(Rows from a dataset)
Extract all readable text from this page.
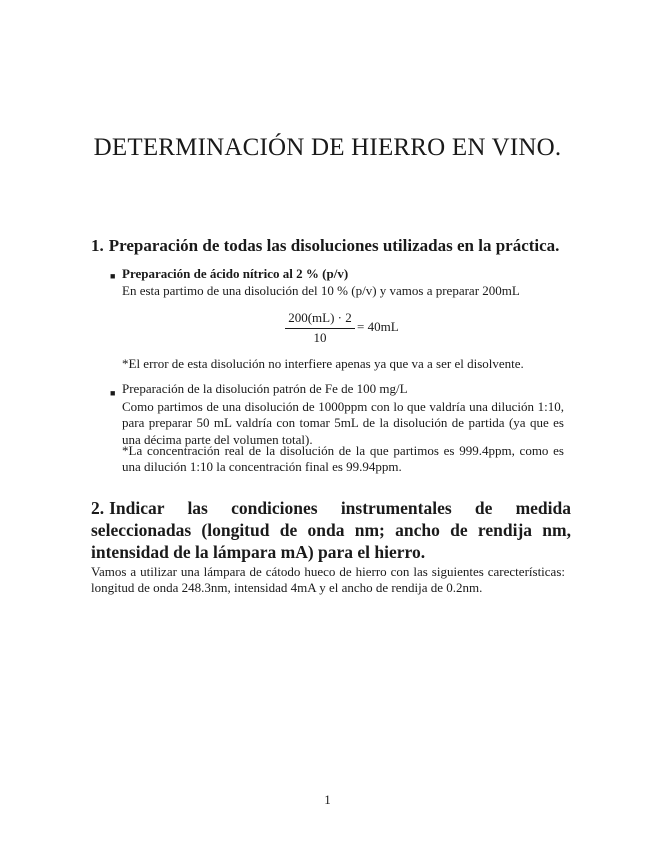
DETERMINACIÓN DE HIERRO EN VINO.
1. Preparación de todas las disoluciones utilizadas en la práctica.
■ Preparación de ácido nítrico al 2 % (p/v)

En esta partimo de una disolución del 10 % (p/v) y vamos a preparar 200mL

200(mL) · 2
10
= 40mL

*El error de esta disolución no interfiere apenas ya que va a ser el disolvente.

■ Preparación de la disolución patrón de Fe de 100 mg/L

Como partimos de una disolución de 1000ppm con lo que valdría una dilución 1:10, para preparar 50 mL valdría con tomar 5mL de la disolución de partida (ya que es una décima parte del volumen total).

*La concentración real de la disolución de la que partimos es 999.4ppm, como es una dilución 1:10 la concentración final es 99.94ppm.

2. Indicar las condiciones instrumentales de medida seleccionadas (longitud de onda nm; ancho de rendija nm, intensidad de la lámpara mA) para el hierro.

Vamos a utilizar una lámpara de cátodo hueco de hierro con las siguientes carecterísticas: longitud de onda 248.3nm, intensidad 4mA y el ancho de rendija de 0.2nm.

1
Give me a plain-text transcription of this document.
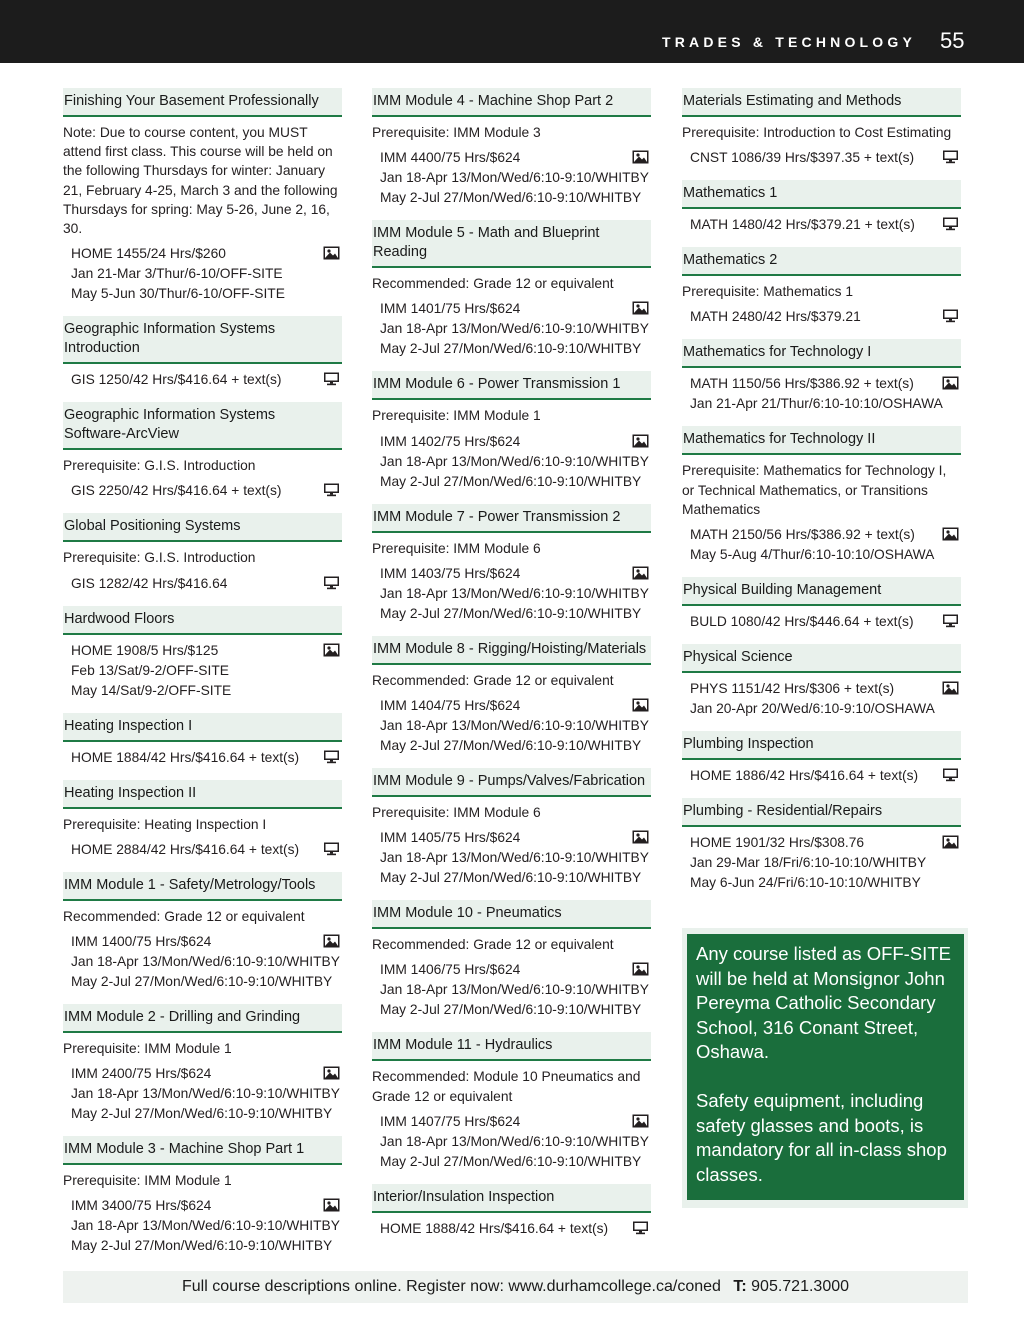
TRADES & TECHNOLOGY 55
Finishing Your Basement Professionally
Note: Due to course content, you MUST attend first class. This course will be held on the following Thursdays for winter: January 21, February 4-25, March 3 and the following Thursdays for spring: May 5-26, June 2, 16, 30.
HOME 1455/24 Hrs/$260
Jan 21-Mar 3/Thur/6-10/OFF-SITE
May 5-Jun 30/Thur/6-10/OFF-SITE
Geographic Information Systems Introduction
GIS 1250/42 Hrs/$416.64 + text(s)
Geographic Information Systems Software-ArcView
Prerequisite: G.I.S. Introduction
GIS 2250/42 Hrs/$416.64 + text(s)
Global Positioning Systems
Prerequisite: G.I.S. Introduction
GIS 1282/42 Hrs/$416.64
Hardwood Floors
HOME 1908/5 Hrs/$125
Feb 13/Sat/9-2/OFF-SITE
May 14/Sat/9-2/OFF-SITE
Heating Inspection I
HOME 1884/42 Hrs/$416.64 + text(s)
Heating Inspection II
Prerequisite: Heating Inspection I
HOME 2884/42 Hrs/$416.64 + text(s)
IMM Module 1 - Safety/Metrology/Tools
Recommended: Grade 12 or equivalent
IMM 1400/75 Hrs/$624
Jan 18-Apr 13/Mon/Wed/6:10-9:10/WHITBY
May 2-Jul 27/Mon/Wed/6:10-9:10/WHITBY
IMM Module 2 - Drilling and Grinding
Prerequisite: IMM Module 1
IMM 2400/75 Hrs/$624
Jan 18-Apr 13/Mon/Wed/6:10-9:10/WHITBY
May 2-Jul 27/Mon/Wed/6:10-9:10/WHITBY
IMM Module 3 - Machine Shop Part 1
Prerequisite: IMM Module 1
IMM 3400/75 Hrs/$624
Jan 18-Apr 13/Mon/Wed/6:10-9:10/WHITBY
May 2-Jul 27/Mon/Wed/6:10-9:10/WHITBY
IMM Module 4 - Machine Shop Part 2
Prerequisite: IMM Module 3
IMM 4400/75 Hrs/$624
Jan 18-Apr 13/Mon/Wed/6:10-9:10/WHITBY
May 2-Jul 27/Mon/Wed/6:10-9:10/WHITBY
IMM Module 5 - Math and Blueprint Reading
Recommended: Grade 12 or equivalent
IMM 1401/75 Hrs/$624
Jan 18-Apr 13/Mon/Wed/6:10-9:10/WHITBY
May 2-Jul 27/Mon/Wed/6:10-9:10/WHITBY
IMM Module 6 - Power Transmission 1
Prerequisite: IMM Module 1
IMM 1402/75 Hrs/$624
Jan 18-Apr 13/Mon/Wed/6:10-9:10/WHITBY
May 2-Jul 27/Mon/Wed/6:10-9:10/WHITBY
IMM Module 7 - Power Transmission 2
Prerequisite: IMM Module 6
IMM 1403/75 Hrs/$624
Jan 18-Apr 13/Mon/Wed/6:10-9:10/WHITBY
May 2-Jul 27/Mon/Wed/6:10-9:10/WHITBY
IMM Module 8 - Rigging/Hoisting/Materials
Recommended: Grade 12 or equivalent
IMM 1404/75 Hrs/$624
Jan 18-Apr 13/Mon/Wed/6:10-9:10/WHITBY
May 2-Jul 27/Mon/Wed/6:10-9:10/WHITBY
IMM Module 9 - Pumps/Valves/Fabrication
Prerequisite: IMM Module 6
IMM 1405/75 Hrs/$624
Jan 18-Apr 13/Mon/Wed/6:10-9:10/WHITBY
May 2-Jul 27/Mon/Wed/6:10-9:10/WHITBY
IMM Module 10 - Pneumatics
Recommended: Grade 12 or equivalent
IMM 1406/75 Hrs/$624
Jan 18-Apr 13/Mon/Wed/6:10-9:10/WHITBY
May 2-Jul 27/Mon/Wed/6:10-9:10/WHITBY
IMM Module 11 - Hydraulics
Recommended: Module 10 Pneumatics and Grade 12 or equivalent
IMM 1407/75 Hrs/$624
Jan 18-Apr 13/Mon/Wed/6:10-9:10/WHITBY
May 2-Jul 27/Mon/Wed/6:10-9:10/WHITBY
Interior/Insulation Inspection
HOME 1888/42 Hrs/$416.64 + text(s)
Materials Estimating and Methods
Prerequisite: Introduction to Cost Estimating
CNST 1086/39 Hrs/$397.35 + text(s)
Mathematics 1
MATH 1480/42 Hrs/$379.21 + text(s)
Mathematics 2
Prerequisite: Mathematics 1
MATH 2480/42 Hrs/$379.21
Mathematics for Technology I
MATH 1150/56 Hrs/$386.92 + text(s)
Jan 21-Apr 21/Thur/6:10-10:10/OSHAWA
Mathematics for Technology II
Prerequisite: Mathematics for Technology I, or Technical Mathematics, or Transitions Mathematics
MATH 2150/56 Hrs/$386.92 + text(s)
May 5-Aug 4/Thur/6:10-10:10/OSHAWA
Physical Building Management
BULD 1080/42 Hrs/$446.64 + text(s)
Physical Science
PHYS 1151/42 Hrs/$306 + text(s)
Jan 20-Apr 20/Wed/6:10-9:10/OSHAWA
Plumbing Inspection
HOME 1886/42 Hrs/$416.64 + text(s)
Plumbing - Residential/Repairs
HOME 1901/32 Hrs/$308.76
Jan 29-Mar 18/Fri/6:10-10:10/WHITBY
May 6-Jun 24/Fri/6:10-10:10/WHITBY

Any course listed as OFF-SITE will be held at Monsignor John Pereyma Catholic Secondary School, 316 Conant Street, Oshawa.

Safety equipment, including safety glasses and boots, is mandatory for all in-class shop classes.

Full course descriptions online. Register now: www.durhamcollege.ca/coned T: 905.721.3000
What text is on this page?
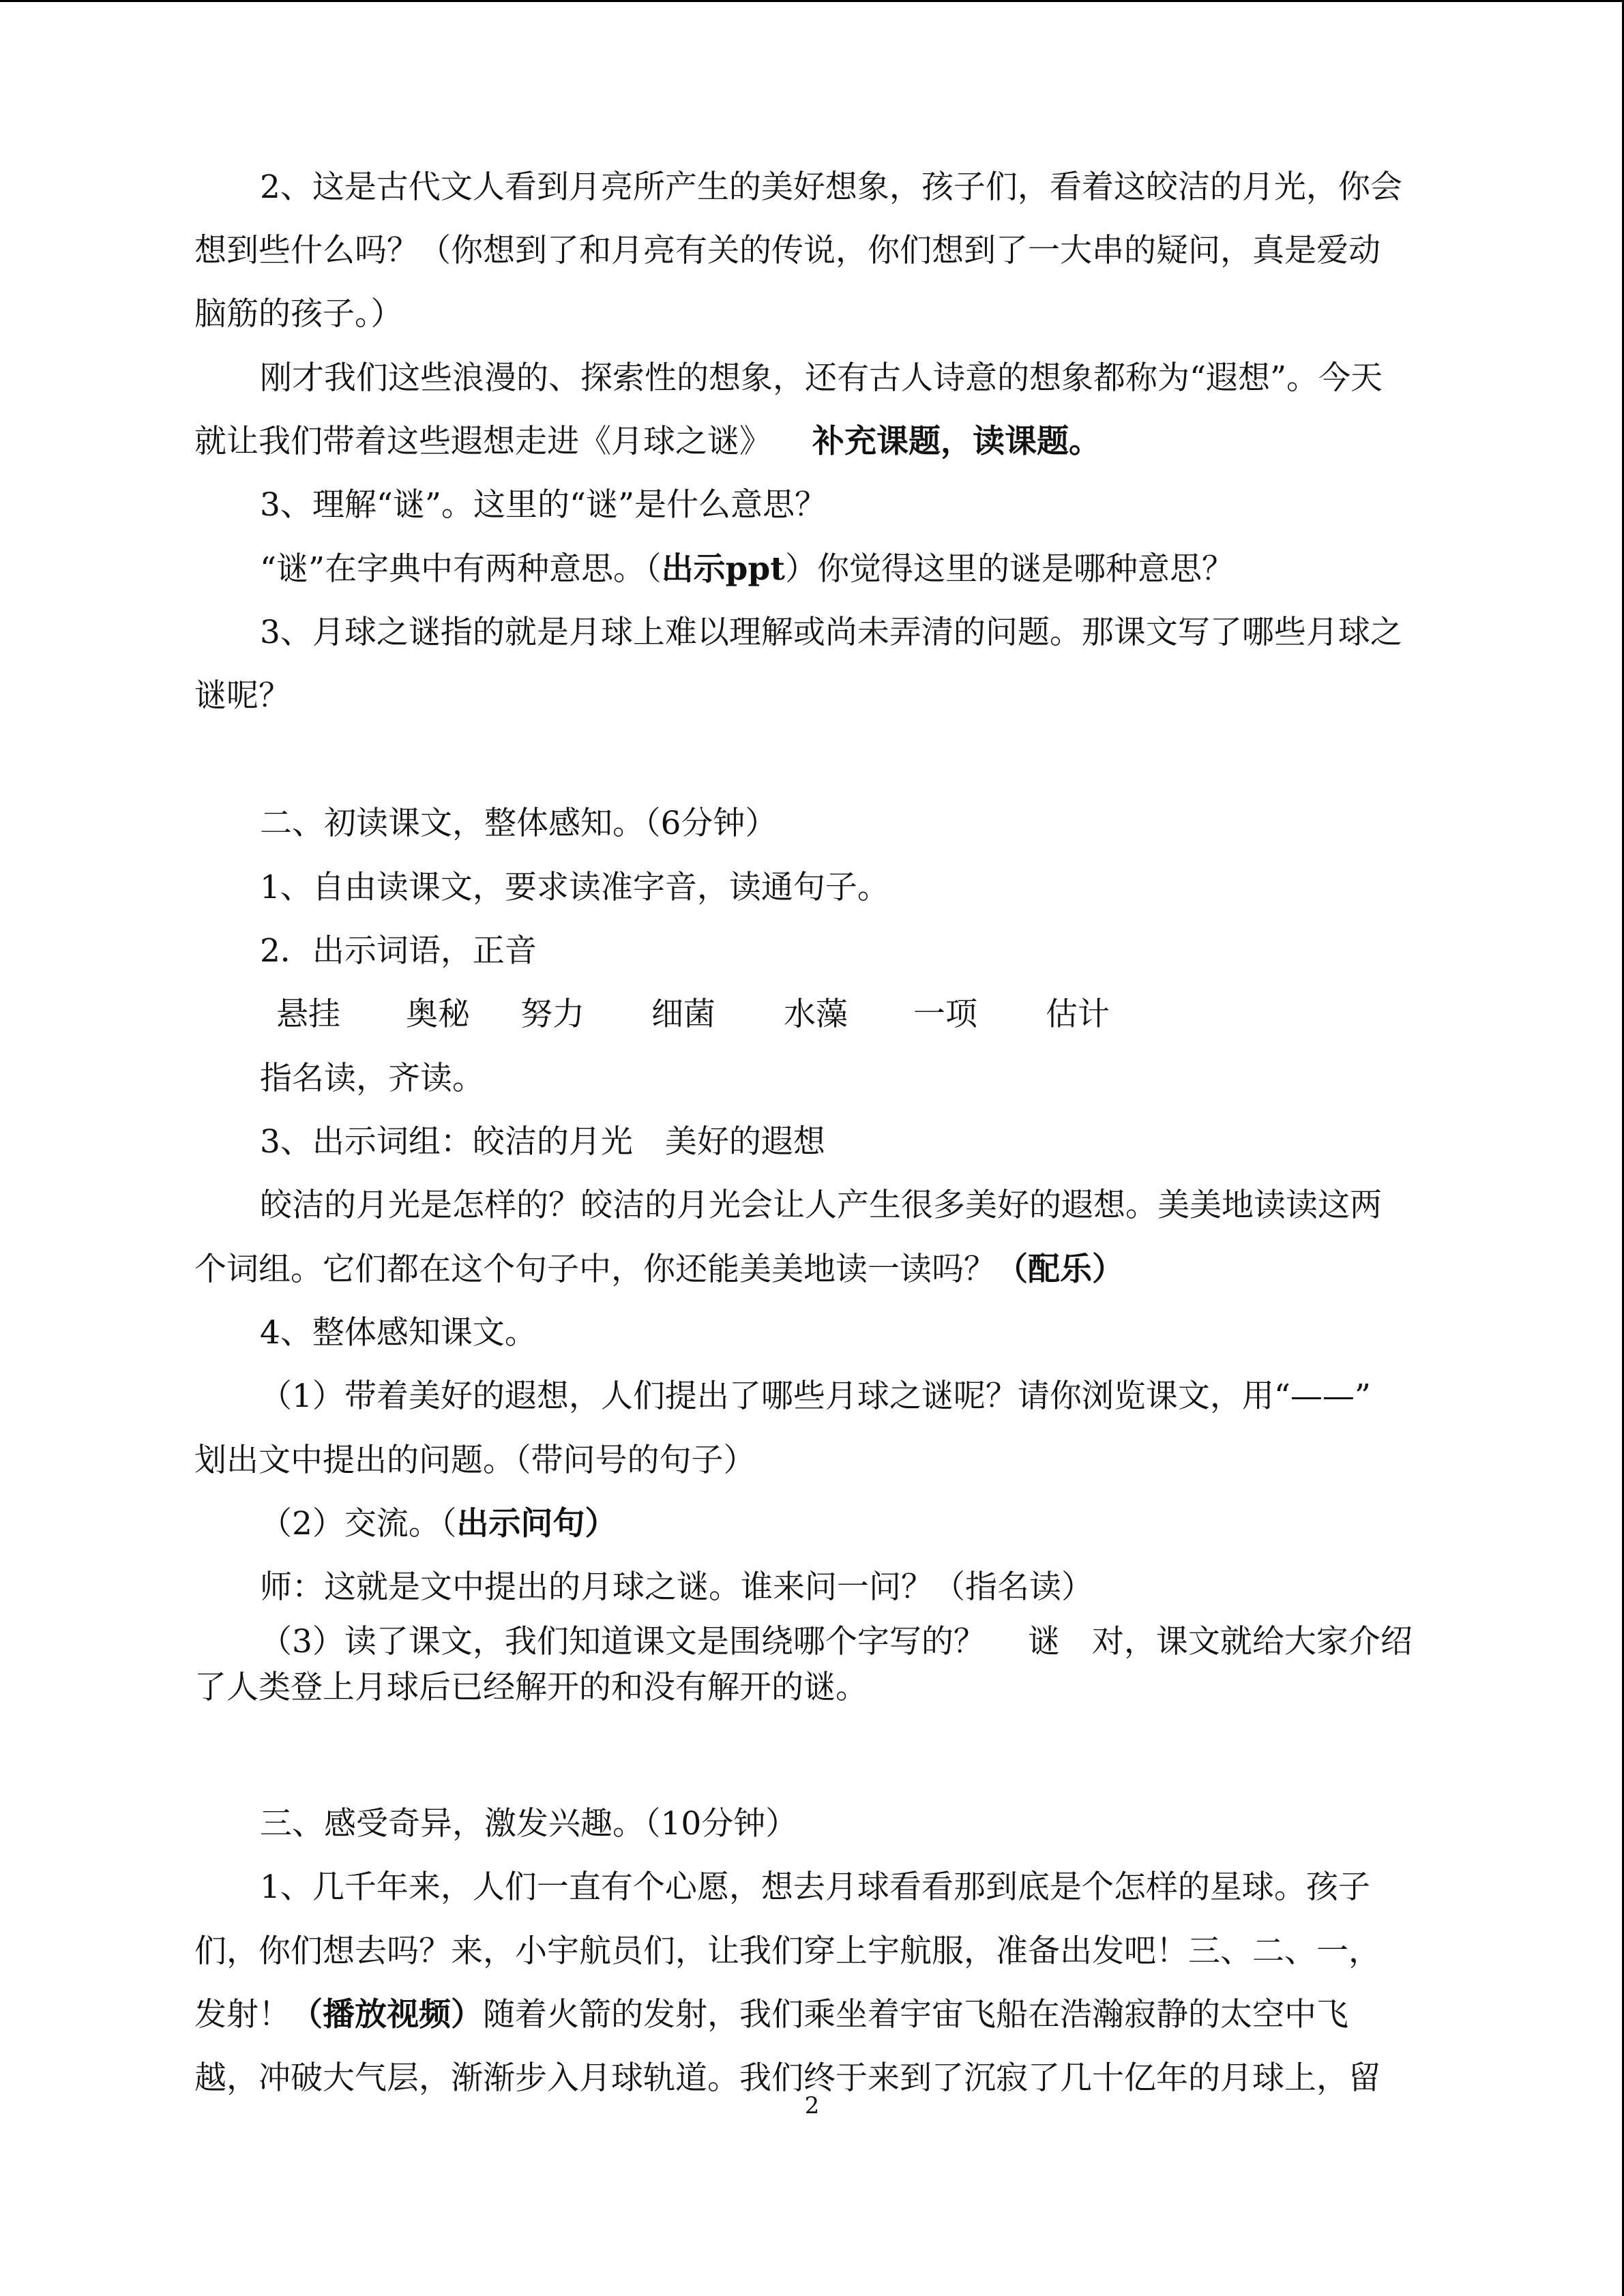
2、这是古代文人看到月亮所产生的美好想象，孩子们，看着这皎洁的月光，你会
想到些什么吗？（你想到了和月亮有关的传说，你们想到了一大串的疑问，真是爱动
脑筋的孩子。）
刚才我们这些浪漫的、探索性的想象，还有古人诗意的想象都称为“遐想”。今天
就让我们带着这些遐想走进《月球之谜》 补充课题，读课题。
3、理解“谜”。这里的“谜”是什么意思？
“谜”在字典中有两种意思。（出示ppt）你觉得这里的谜是哪种意思？
3、月球之谜指的就是月球上难以理解或尚未弄清的问题。那课文写了哪些月球之
谜呢？
二、初读课文，整体感知。（6分钟）
1、自由读课文，要求读准字音，读通句子。
2．出示词语，正音
悬挂 奥秘 努力 细菌 水藻 一项 估计
指名读，齐读。
3、出示词组：皎洁的月光　美好的遐想
皎洁的月光是怎样的？皎洁的月光会让人产生很多美好的遐想。美美地读读这两
个词组。它们都在这个句子中，你还能美美地读一读吗？（配乐）
4、整体感知课文。
（1）带着美好的遐想，人们提出了哪些月球之谜呢？请你浏览课文，用“——”
划出文中提出的问题。（带问号的句子）
（2）交流。（出示问句）
师：这就是文中提出的月球之谜。谁来问一问？（指名读）
（3）读了课文，我们知道课文是围绕哪个字写的？　 谜　对，课文就给大家介绍
了人类登上月球后已经解开的和没有解开的谜。
三、感受奇异，激发兴趣。（10分钟）
1、几千年来，人们一直有个心愿，想去月球看看那到底是个怎样的星球。孩子
们，你们想去吗？来，小宇航员们，让我们穿上宇航服，准备出发吧！三、二、一，
发射！（播放视频）随着火箭的发射，我们乘坐着宇宙飞船在浩瀚寂静的太空中飞
越，冲破大气层，渐渐步入月球轨道。我们终于来到了沉寂了几十亿年的月球上，留
2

= Exercise directions =
Each line containing the word "esta" counts once; say how many such lines there are, giving only the number.

= Reply =
2